◆ **DOCUMENT SECTION**:
-- START --

Chapter 3 | Abilities |
Abilities is the term we use to describe innate powers or advantages a character may have. In most games, typical characters will have simple abilities like improved senses, social status, or an innate understanding of some subject; however, in superhero games, characters might have genuine superpowers! (Characters not in superhero games may also have superpowers, of course, but much less often.)
One type of ability that can be especially interesting is a latent power ability. This is a device used widely in adventure fiction. Generally, the character finds out about his power little by little over the course of his adventures. One approach to this technique is simply to give your GM a handful of points and let him spend them, without telling you what he spent them on; players who enjoy suspense will find this especially interesting!
Before you choose your abilities, you ought to read the next chapter, "Weaknesses," and plan out your abilities and weaknesses at the same time. It is possible and even likely that your weaknesses and abilities will be related, possibly even different consequences of the same thing. (For instance, an empathetic ability, a big help when trying to understand people, might also make you feel pain when anyone around you is hurt, or it might simply make you more vulnerable to persuasion.) Also, a limitation to an ability is a weakness that you should work out with its corresponding ability.

-- END --

◆ **SUPPLIED DATA**:
-- START --

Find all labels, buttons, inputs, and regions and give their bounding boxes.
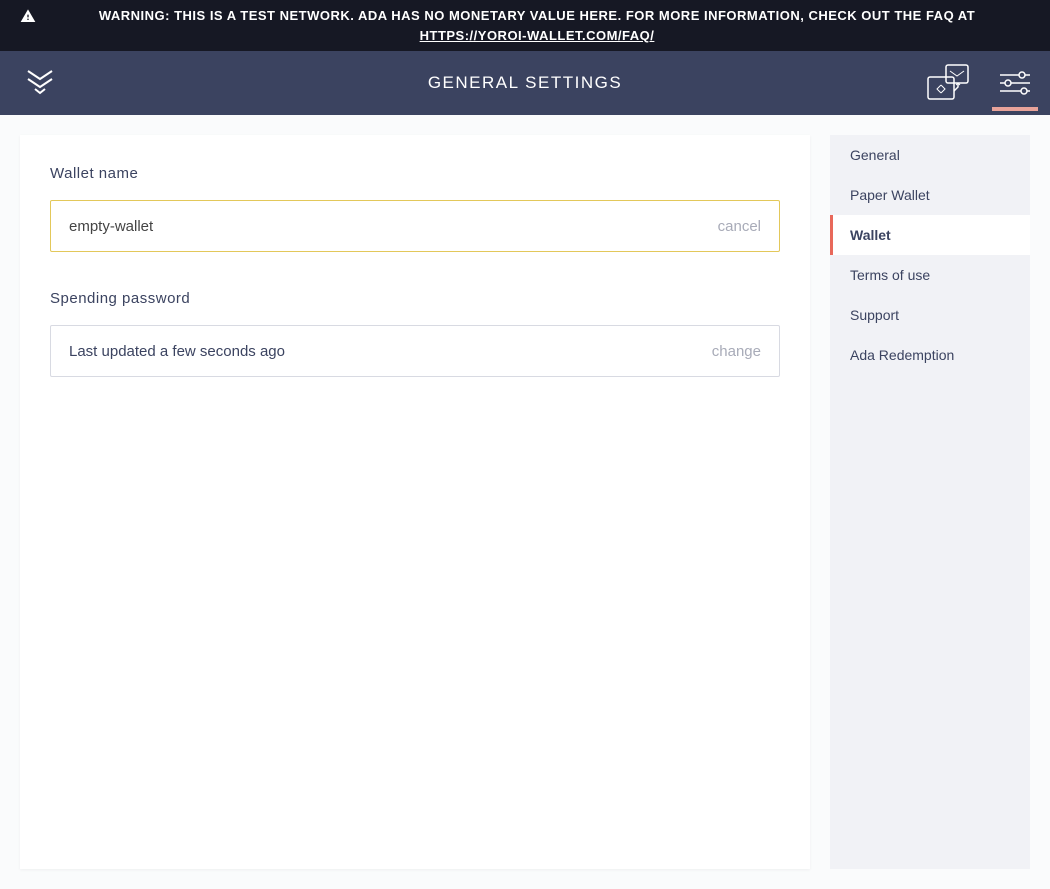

-- END --

In the chapter on abilities, what should you read before choosing your abilities?

The next chapter, "Weaknesses."